# Excerpts from a figure dataset:
__________
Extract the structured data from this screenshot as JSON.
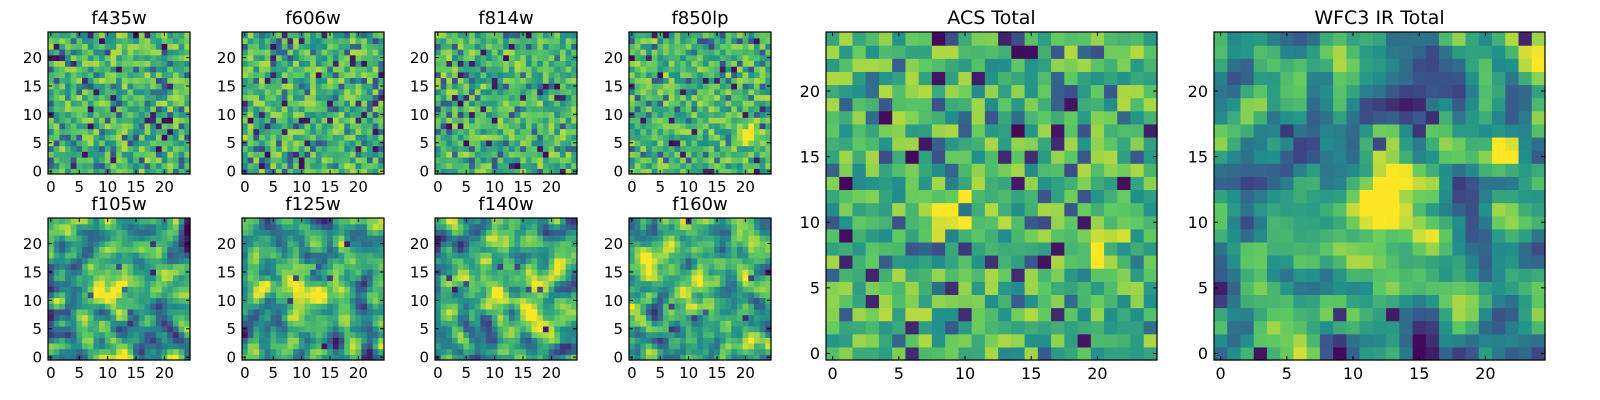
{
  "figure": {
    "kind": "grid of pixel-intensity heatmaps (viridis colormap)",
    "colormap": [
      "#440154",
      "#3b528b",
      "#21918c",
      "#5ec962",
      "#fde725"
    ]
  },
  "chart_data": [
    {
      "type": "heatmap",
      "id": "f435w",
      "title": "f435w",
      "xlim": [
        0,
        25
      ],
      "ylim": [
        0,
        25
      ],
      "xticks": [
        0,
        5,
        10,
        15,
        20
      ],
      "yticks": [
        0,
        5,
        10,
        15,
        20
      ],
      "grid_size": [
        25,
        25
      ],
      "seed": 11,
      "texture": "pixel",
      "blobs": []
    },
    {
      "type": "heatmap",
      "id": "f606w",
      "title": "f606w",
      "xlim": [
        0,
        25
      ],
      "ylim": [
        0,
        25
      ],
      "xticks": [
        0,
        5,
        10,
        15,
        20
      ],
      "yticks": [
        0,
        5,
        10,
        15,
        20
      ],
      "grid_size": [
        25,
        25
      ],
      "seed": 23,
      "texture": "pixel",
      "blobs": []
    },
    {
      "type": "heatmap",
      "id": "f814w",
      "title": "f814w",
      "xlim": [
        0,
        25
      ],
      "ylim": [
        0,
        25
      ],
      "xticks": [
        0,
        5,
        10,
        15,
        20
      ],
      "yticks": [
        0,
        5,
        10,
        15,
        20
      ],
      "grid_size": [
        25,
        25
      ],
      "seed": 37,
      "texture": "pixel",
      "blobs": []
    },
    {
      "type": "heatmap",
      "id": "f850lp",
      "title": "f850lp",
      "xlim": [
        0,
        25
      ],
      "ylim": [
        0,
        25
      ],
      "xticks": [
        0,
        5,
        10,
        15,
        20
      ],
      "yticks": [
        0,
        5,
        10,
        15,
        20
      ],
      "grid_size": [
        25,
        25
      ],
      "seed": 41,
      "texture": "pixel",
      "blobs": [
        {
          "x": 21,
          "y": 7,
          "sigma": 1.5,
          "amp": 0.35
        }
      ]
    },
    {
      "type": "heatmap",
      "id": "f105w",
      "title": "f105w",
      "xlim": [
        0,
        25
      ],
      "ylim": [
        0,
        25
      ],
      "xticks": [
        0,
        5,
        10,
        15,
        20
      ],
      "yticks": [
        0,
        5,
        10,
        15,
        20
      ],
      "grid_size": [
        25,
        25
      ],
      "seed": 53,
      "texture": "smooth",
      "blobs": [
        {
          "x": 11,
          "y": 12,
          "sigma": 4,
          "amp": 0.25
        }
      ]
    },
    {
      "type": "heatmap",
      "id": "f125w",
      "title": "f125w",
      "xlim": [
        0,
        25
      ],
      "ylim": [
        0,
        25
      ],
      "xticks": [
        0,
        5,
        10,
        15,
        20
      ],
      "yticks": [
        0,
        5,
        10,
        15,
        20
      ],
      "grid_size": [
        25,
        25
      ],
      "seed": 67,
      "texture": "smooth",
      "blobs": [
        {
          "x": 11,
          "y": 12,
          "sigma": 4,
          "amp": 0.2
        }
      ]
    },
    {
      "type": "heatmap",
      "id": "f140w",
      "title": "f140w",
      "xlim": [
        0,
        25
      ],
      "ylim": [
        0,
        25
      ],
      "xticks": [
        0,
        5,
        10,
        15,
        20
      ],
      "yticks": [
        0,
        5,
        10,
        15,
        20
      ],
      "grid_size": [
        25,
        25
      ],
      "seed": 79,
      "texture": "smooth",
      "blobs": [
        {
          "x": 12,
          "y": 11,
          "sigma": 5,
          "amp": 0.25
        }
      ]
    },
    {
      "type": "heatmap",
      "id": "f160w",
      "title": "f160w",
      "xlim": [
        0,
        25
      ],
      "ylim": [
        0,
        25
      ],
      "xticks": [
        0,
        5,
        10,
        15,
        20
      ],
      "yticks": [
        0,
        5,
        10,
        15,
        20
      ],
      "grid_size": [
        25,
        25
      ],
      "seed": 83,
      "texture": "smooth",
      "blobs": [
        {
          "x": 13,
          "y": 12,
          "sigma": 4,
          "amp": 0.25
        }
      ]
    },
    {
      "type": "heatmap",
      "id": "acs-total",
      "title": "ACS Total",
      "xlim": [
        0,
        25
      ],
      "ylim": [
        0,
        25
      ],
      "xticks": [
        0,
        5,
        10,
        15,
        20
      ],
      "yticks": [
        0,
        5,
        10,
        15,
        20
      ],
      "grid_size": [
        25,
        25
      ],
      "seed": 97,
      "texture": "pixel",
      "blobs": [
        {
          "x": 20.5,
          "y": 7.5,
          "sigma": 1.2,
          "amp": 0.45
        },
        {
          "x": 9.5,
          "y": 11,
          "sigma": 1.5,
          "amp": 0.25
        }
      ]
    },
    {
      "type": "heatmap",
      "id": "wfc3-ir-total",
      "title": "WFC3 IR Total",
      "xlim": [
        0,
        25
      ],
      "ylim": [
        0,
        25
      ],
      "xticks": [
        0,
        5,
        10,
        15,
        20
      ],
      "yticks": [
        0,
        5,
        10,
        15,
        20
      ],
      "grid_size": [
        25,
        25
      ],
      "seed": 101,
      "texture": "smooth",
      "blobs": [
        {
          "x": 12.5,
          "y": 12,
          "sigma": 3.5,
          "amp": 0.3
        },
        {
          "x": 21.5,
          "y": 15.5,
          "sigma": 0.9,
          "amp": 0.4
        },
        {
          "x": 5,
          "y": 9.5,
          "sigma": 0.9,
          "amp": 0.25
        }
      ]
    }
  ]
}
__________
# INSTRUCTIONS TO FOLLOW:
Without the pictures, return all the records precisely as they stand.

# RESULT OF THE TASK:
Extract the structured data from this screenshot as JSON.
{
  "figure": {
    "kind": "grid of pixel-intensity heatmaps (viridis colormap)",
    "colormap": [
      "#440154",
      "#3b528b",
      "#21918c",
      "#5ec962",
      "#fde725"
    ]
  },
  "chart_data": [
    {
      "type": "heatmap",
      "id": "f435w",
      "title": "f435w",
      "xlim": [
        0,
        25
      ],
      "ylim": [
        0,
        25
      ],
      "xticks": [
        0,
        5,
        10,
        15,
        20
      ],
      "yticks": [
        0,
        5,
        10,
        15,
        20
      ],
      "grid_size": [
        25,
        25
      ],
      "seed": 11,
      "texture": "pixel",
      "blobs": []
    },
    {
      "type": "heatmap",
      "id": "f606w",
      "title": "f606w",
      "xlim": [
        0,
        25
      ],
      "ylim": [
        0,
        25
      ],
      "xticks": [
        0,
        5,
        10,
        15,
        20
      ],
      "yticks": [
        0,
        5,
        10,
        15,
        20
      ],
      "grid_size": [
        25,
        25
      ],
      "seed": 23,
      "texture": "pixel",
      "blobs": []
    },
    {
      "type": "heatmap",
      "id": "f814w",
      "title": "f814w",
      "xlim": [
        0,
        25
      ],
      "ylim": [
        0,
        25
      ],
      "xticks": [
        0,
        5,
        10,
        15,
        20
      ],
      "yticks": [
        0,
        5,
        10,
        15,
        20
      ],
      "grid_size": [
        25,
        25
      ],
      "seed": 37,
      "texture": "pixel",
      "blobs": []
    },
    {
      "type": "heatmap",
      "id": "f850lp",
      "title": "f850lp",
      "xlim": [
        0,
        25
      ],
      "ylim": [
        0,
        25
      ],
      "xticks": [
        0,
        5,
        10,
        15,
        20
      ],
      "yticks": [
        0,
        5,
        10,
        15,
        20
      ],
      "grid_size": [
        25,
        25
      ],
      "seed": 41,
      "texture": "pixel",
      "blobs": [
        {
          "x": 21,
          "y": 7,
          "sigma": 1.5,
          "amp": 0.35
        }
      ]
    },
    {
      "type": "heatmap",
      "id": "f105w",
      "title": "f105w",
      "xlim": [
        0,
        25
      ],
      "ylim": [
        0,
        25
      ],
      "xticks": [
        0,
        5,
        10,
        15,
        20
      ],
      "yticks": [
        0,
        5,
        10,
        15,
        20
      ],
      "grid_size": [
        25,
        25
      ],
      "seed": 53,
      "texture": "smooth",
      "blobs": [
        {
          "x": 11,
          "y": 12,
          "sigma": 4,
          "amp": 0.25
        }
      ]
    },
    {
      "type": "heatmap",
      "id": "f125w",
      "title": "f125w",
      "xlim": [
        0,
        25
      ],
      "ylim": [
        0,
        25
      ],
      "xticks": [
        0,
        5,
        10,
        15,
        20
      ],
      "yticks": [
        0,
        5,
        10,
        15,
        20
      ],
      "grid_size": [
        25,
        25
      ],
      "seed": 67,
      "texture": "smooth",
      "blobs": [
        {
          "x": 11,
          "y": 12,
          "sigma": 4,
          "amp": 0.2
        }
      ]
    },
    {
      "type": "heatmap",
      "id": "f140w",
      "title": "f140w",
      "xlim": [
        0,
        25
      ],
      "ylim": [
        0,
        25
      ],
      "xticks": [
        0,
        5,
        10,
        15,
        20
      ],
      "yticks": [
        0,
        5,
        10,
        15,
        20
      ],
      "grid_size": [
        25,
        25
      ],
      "seed": 79,
      "texture": "smooth",
      "blobs": [
        {
          "x": 12,
          "y": 11,
          "sigma": 5,
          "amp": 0.25
        }
      ]
    },
    {
      "type": "heatmap",
      "id": "f160w",
      "title": "f160w",
      "xlim": [
        0,
        25
      ],
      "ylim": [
        0,
        25
      ],
      "xticks": [
        0,
        5,
        10,
        15,
        20
      ],
      "yticks": [
        0,
        5,
        10,
        15,
        20
      ],
      "grid_size": [
        25,
        25
      ],
      "seed": 83,
      "texture": "smooth",
      "blobs": [
        {
          "x": 13,
          "y": 12,
          "sigma": 4,
          "amp": 0.25
        }
      ]
    },
    {
      "type": "heatmap",
      "id": "acs-total",
      "title": "ACS Total",
      "xlim": [
        0,
        25
      ],
      "ylim": [
        0,
        25
      ],
      "xticks": [
        0,
        5,
        10,
        15,
        20
      ],
      "yticks": [
        0,
        5,
        10,
        15,
        20
      ],
      "grid_size": [
        25,
        25
      ],
      "seed": 97,
      "texture": "pixel",
      "blobs": [
        {
          "x": 20.5,
          "y": 7.5,
          "sigma": 1.2,
          "amp": 0.45
        },
        {
          "x": 9.5,
          "y": 11,
          "sigma": 1.5,
          "amp": 0.25
        }
      ]
    },
    {
      "type": "heatmap",
      "id": "wfc3-ir-total",
      "title": "WFC3 IR Total",
      "xlim": [
        0,
        25
      ],
      "ylim": [
        0,
        25
      ],
      "xticks": [
        0,
        5,
        10,
        15,
        20
      ],
      "yticks": [
        0,
        5,
        10,
        15,
        20
      ],
      "grid_size": [
        25,
        25
      ],
      "seed": 101,
      "texture": "smooth",
      "blobs": [
        {
          "x": 12.5,
          "y": 12,
          "sigma": 3.5,
          "amp": 0.3
        },
        {
          "x": 21.5,
          "y": 15.5,
          "sigma": 0.9,
          "amp": 0.4
        },
        {
          "x": 5,
          "y": 9.5,
          "sigma": 0.9,
          "amp": 0.25
        }
      ]
    }
  ]
}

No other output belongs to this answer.